Exercise: Print the entire listing below line for line, without any changes, and leave out the pictures.

+++ Material provided +++

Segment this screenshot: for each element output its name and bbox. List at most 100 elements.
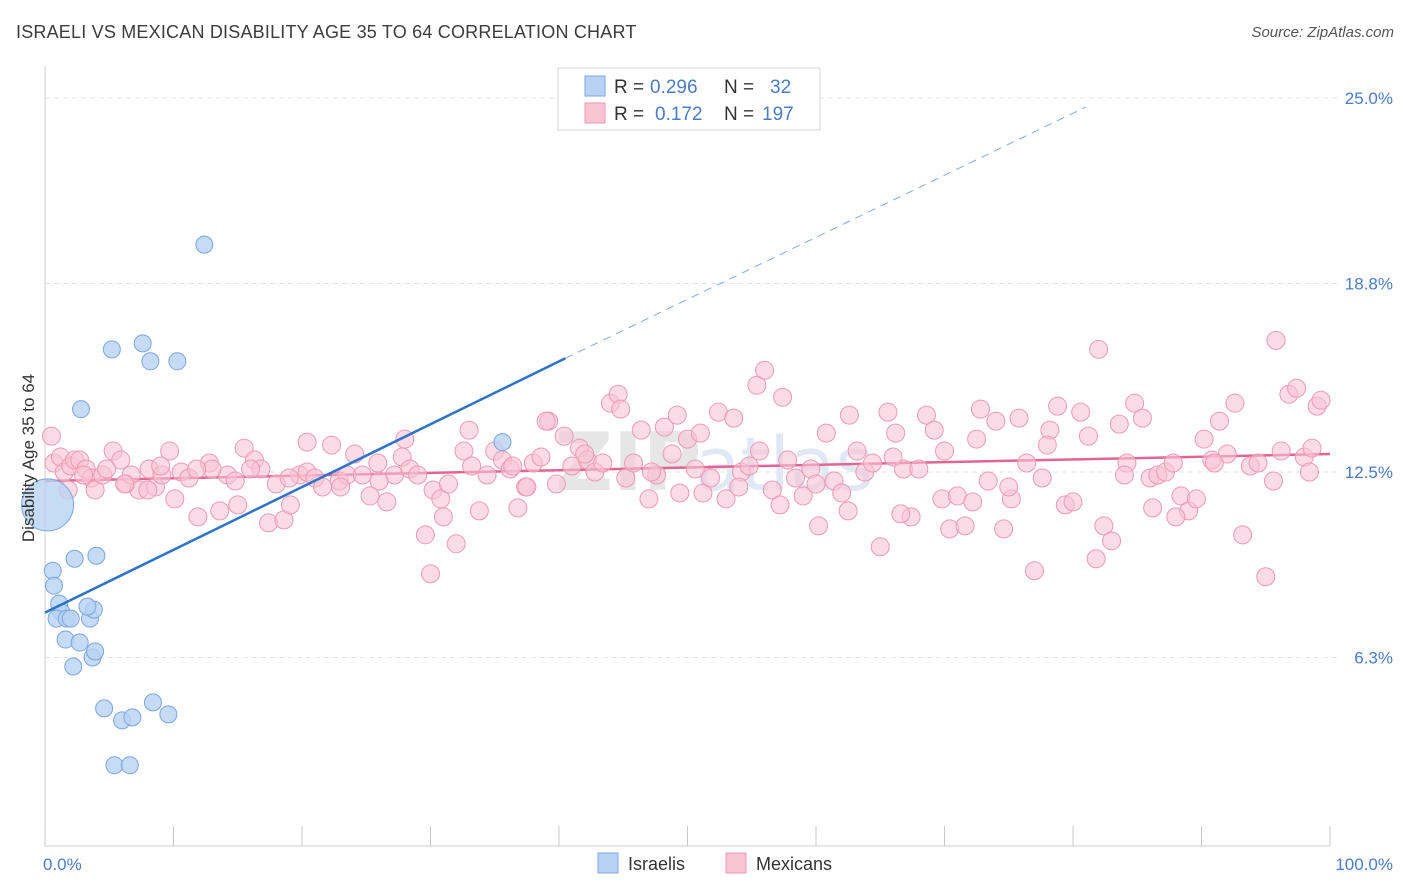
mexicans-point-88 (701, 468, 721, 488)
israelis-point-2 (44, 576, 63, 595)
mexicans-point-164 (1287, 378, 1307, 398)
mexicans-point-129 (1017, 453, 1037, 473)
mexicans-point-137 (1078, 426, 1098, 446)
mexicans-point-199 (331, 477, 351, 497)
mexicans-points (41, 330, 1331, 587)
mexicans-point-169 (1266, 330, 1286, 350)
y-tick-label-1: 18.8% (1345, 275, 1393, 294)
y-tick-label-0: 25.0% (1345, 89, 1393, 108)
israelis-trend-solid (44, 357, 566, 614)
mexicans-point-90 (716, 489, 736, 509)
mexicans-point-212 (838, 501, 858, 521)
mexicans-point-171 (773, 387, 793, 407)
mexicans-point-160 (1256, 567, 1276, 587)
israelis-point-15 (71, 400, 90, 419)
mexicans-point-168 (1311, 390, 1331, 410)
israelis-point-20 (195, 235, 214, 254)
x-tick-label-first: 0.0% (43, 855, 82, 874)
legend-israelis-n-label: N = (724, 77, 754, 98)
mexicans-point-161 (1263, 471, 1283, 491)
mexicans-point-159 (1248, 453, 1268, 473)
mexicans-point-66 (531, 447, 551, 467)
mexicans-point-162 (1271, 441, 1291, 461)
israelis-point-1 (43, 561, 62, 580)
mexicans-point-83 (662, 444, 682, 464)
mexicans-point-156 (1225, 393, 1245, 413)
bottom-legend: Israelis Mexicans (597, 852, 832, 874)
mexicans-point-166 (1302, 438, 1322, 458)
israelis-point-14 (87, 546, 106, 565)
mexicans-point-140 (1102, 531, 1122, 551)
mexicans-point-172 (667, 405, 687, 425)
mexicans-point-135 (1063, 492, 1083, 512)
mexicans-point-128 (1009, 408, 1029, 428)
mexicans-point-184 (967, 429, 987, 449)
mexicans-point-103 (816, 423, 836, 443)
israelis-trend-line (44, 106, 1087, 614)
mexicans-point-80 (639, 489, 659, 509)
mexicans-point-201 (225, 471, 245, 491)
mexicans-point-170 (1089, 339, 1109, 359)
x-tick-labels: 0.0% 100.0% (43, 855, 1393, 874)
israelis-point-10 (70, 633, 89, 652)
mexicans-point-74 (593, 453, 613, 473)
mexicans-point-50 (408, 465, 428, 485)
mexicans-point-23 (188, 507, 208, 527)
legend-mexicans-swatch (584, 102, 606, 124)
mexicans-point-86 (685, 459, 705, 479)
legend-mexicans-n-label: N = (724, 104, 754, 125)
mexicans-point-196 (503, 456, 523, 476)
mexicans-point-185 (806, 474, 826, 494)
legend-israelis-r-label: R = (614, 77, 644, 98)
mexicans-point-187 (999, 477, 1019, 497)
mexicans-point-63 (508, 498, 528, 518)
mexicans-point-123 (970, 399, 990, 419)
mexicans-point-190 (1166, 507, 1186, 527)
mexicans-point-9 (85, 480, 105, 500)
mexicans-point-31 (259, 513, 279, 533)
mexicans-point-194 (642, 462, 662, 482)
mexicans-point-151 (1186, 489, 1206, 509)
mexicans-point-115 (909, 459, 929, 479)
mexicans-point-77 (616, 468, 636, 488)
mexicans-point-117 (924, 420, 944, 440)
mexicans-point-46 (377, 492, 397, 512)
mexicans-point-189 (1114, 465, 1134, 485)
mexicans-point-45 (368, 453, 388, 473)
mexicans-point-211 (517, 477, 537, 497)
mexicans-point-136 (1071, 402, 1091, 422)
bottom-legend-israelis-label: Israelis (628, 854, 685, 874)
israelis-point-27 (143, 693, 162, 712)
mexicans-point-27 (228, 495, 248, 515)
y-tick-labels: 25.0% 18.8% 12.5% 6.3% (1345, 89, 1393, 668)
mexicans-point-175 (459, 420, 479, 440)
mexicans-point-78 (624, 453, 644, 473)
mexicans-point-107 (847, 441, 867, 461)
y-axis-label: Disability Age 35 to 64 (19, 374, 38, 542)
israelis-point-9 (64, 657, 83, 676)
y-tick-label-3: 6.3% (1354, 649, 1393, 668)
chart-title: ISRAELI VS MEXICAN DISABILITY AGE 35 TO … (16, 22, 637, 42)
mexicans-point-178 (241, 459, 261, 479)
mexicans-point-180 (138, 480, 158, 500)
mexicans-point-121 (955, 516, 975, 536)
israelis-point-17 (133, 334, 152, 353)
legend-israelis-swatch (584, 75, 606, 97)
mexicans-point-98 (778, 450, 798, 470)
mexicans-point-97 (770, 495, 790, 515)
mexicans-point-197 (433, 507, 453, 527)
mexicans-point-79 (631, 420, 651, 440)
mexicans-point-93 (739, 456, 759, 476)
mexicans-point-192 (729, 477, 749, 497)
mexicans-point-144 (1132, 408, 1152, 428)
mexicans-point-152 (1194, 429, 1214, 449)
mexicans-point-43 (352, 465, 372, 485)
legend-mexicans-r-value: 0.172 (655, 104, 703, 125)
source-credit: Source: ZipAtlas.com (1251, 24, 1394, 41)
mexicans-point-34 (280, 495, 300, 515)
mexicans-point-116 (917, 405, 937, 425)
mexicans-point-183 (935, 441, 954, 461)
israelis-point-21 (78, 597, 97, 616)
mexicans-point-118 (932, 489, 952, 509)
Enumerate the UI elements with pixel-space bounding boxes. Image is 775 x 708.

+++

Correct response:
Segment this screenshot: for each element output its name and bbox. List at most 100 elements.
mexicans-point-88 (701, 468, 721, 488)
israelis-point-2 (44, 576, 63, 595)
mexicans-point-164 (1287, 378, 1307, 398)
mexicans-point-129 (1017, 453, 1037, 473)
mexicans-point-137 (1078, 426, 1098, 446)
mexicans-point-199 (331, 477, 351, 497)
mexicans-points (41, 330, 1331, 587)
mexicans-point-169 (1266, 330, 1286, 350)
y-tick-label-1: 18.8% (1345, 275, 1393, 294)
y-tick-label-0: 25.0% (1345, 89, 1393, 108)
israelis-trend-solid (44, 357, 566, 614)
mexicans-point-90 (716, 489, 736, 509)
mexicans-point-212 (838, 501, 858, 521)
mexicans-point-171 (773, 387, 793, 407)
mexicans-point-160 (1256, 567, 1276, 587)
israelis-point-15 (71, 400, 90, 419)
mexicans-point-168 (1311, 390, 1331, 410)
israelis-point-20 (195, 235, 214, 254)
x-tick-label-first: 0.0% (43, 855, 82, 874)
legend-israelis-n-label: N = (724, 77, 754, 98)
mexicans-point-161 (1263, 471, 1283, 491)
mexicans-point-159 (1248, 453, 1268, 473)
mexicans-point-66 (531, 447, 551, 467)
mexicans-point-162 (1271, 441, 1291, 461)
israelis-point-1 (43, 561, 62, 580)
mexicans-point-83 (662, 444, 682, 464)
mexicans-point-156 (1225, 393, 1245, 413)
bottom-legend: Israelis Mexicans (597, 852, 832, 874)
mexicans-point-166 (1302, 438, 1322, 458)
israelis-point-14 (87, 546, 106, 565)
mexicans-point-140 (1102, 531, 1122, 551)
mexicans-point-172 (667, 405, 687, 425)
mexicans-point-135 (1063, 492, 1083, 512)
mexicans-point-128 (1009, 408, 1029, 428)
mexicans-point-184 (967, 429, 987, 449)
mexicans-point-103 (816, 423, 836, 443)
israelis-trend-line (44, 106, 1087, 614)
mexicans-point-80 (639, 489, 659, 509)
mexicans-point-201 (225, 471, 245, 491)
mexicans-point-170 (1089, 339, 1109, 359)
x-tick-labels: 0.0% 100.0% (43, 855, 1393, 874)
israelis-point-10 (70, 633, 89, 652)
mexicans-point-74 (593, 453, 613, 473)
mexicans-point-50 (408, 465, 428, 485)
mexicans-point-23 (188, 507, 208, 527)
legend-mexicans-swatch (584, 102, 606, 124)
mexicans-point-86 (685, 459, 705, 479)
legend-mexicans-n-label: N = (724, 104, 754, 125)
mexicans-point-196 (503, 456, 523, 476)
mexicans-point-185 (806, 474, 826, 494)
legend-israelis-r-label: R = (614, 77, 644, 98)
mexicans-point-187 (999, 477, 1019, 497)
mexicans-point-63 (508, 498, 528, 518)
mexicans-point-123 (970, 399, 990, 419)
mexicans-point-190 (1166, 507, 1186, 527)
mexicans-point-9 (85, 480, 105, 500)
mexicans-point-31 (259, 513, 279, 533)
mexicans-point-194 (642, 462, 662, 482)
mexicans-point-151 (1186, 489, 1206, 509)
mexicans-point-115 (909, 459, 929, 479)
mexicans-point-77 (616, 468, 636, 488)
mexicans-point-117 (924, 420, 944, 440)
mexicans-point-46 (377, 492, 397, 512)
mexicans-point-189 (1114, 465, 1134, 485)
mexicans-point-45 (368, 453, 388, 473)
mexicans-point-211 (517, 477, 537, 497)
mexicans-point-136 (1071, 402, 1091, 422)
bottom-legend-israelis-label: Israelis (628, 854, 685, 874)
israelis-point-27 (143, 693, 162, 712)
mexicans-point-27 (228, 495, 248, 515)
y-tick-labels: 25.0% 18.8% 12.5% 6.3% (1345, 89, 1393, 668)
mexicans-point-175 (459, 420, 479, 440)
mexicans-point-78 (624, 453, 644, 473)
mexicans-point-107 (847, 441, 867, 461)
y-axis-label: Disability Age 35 to 64 (19, 374, 38, 542)
israelis-point-9 (64, 657, 83, 676)
y-tick-label-3: 6.3% (1354, 649, 1393, 668)
chart-title: ISRAELI VS MEXICAN DISABILITY AGE 35 TO … (16, 22, 637, 42)
mexicans-point-178 (241, 459, 261, 479)
mexicans-point-180 (138, 480, 158, 500)
mexicans-point-121 (955, 516, 975, 536)
israelis-point-17 (133, 334, 152, 353)
legend-israelis-swatch (584, 75, 606, 97)
mexicans-point-98 (778, 450, 798, 470)
mexicans-point-97 (770, 495, 790, 515)
mexicans-point-197 (433, 507, 453, 527)
mexicans-point-79 (631, 420, 651, 440)
mexicans-point-93 (739, 456, 759, 476)
mexicans-point-192 (729, 477, 749, 497)
mexicans-point-144 (1132, 408, 1152, 428)
mexicans-point-152 (1194, 429, 1214, 449)
mexicans-point-43 (352, 465, 372, 485)
legend-mexicans-r-value: 0.172 (655, 104, 703, 125)
source-credit: Source: ZipAtlas.com (1251, 24, 1394, 41)
mexicans-point-34 (280, 495, 300, 515)
mexicans-point-116 (917, 405, 937, 425)
mexicans-point-183 (935, 441, 954, 461)
israelis-point-21 (78, 597, 97, 616)
mexicans-point-118 (932, 489, 952, 509)
Enumerate the UI elements with pixel-space bounding boxes. Image is 775 x 708.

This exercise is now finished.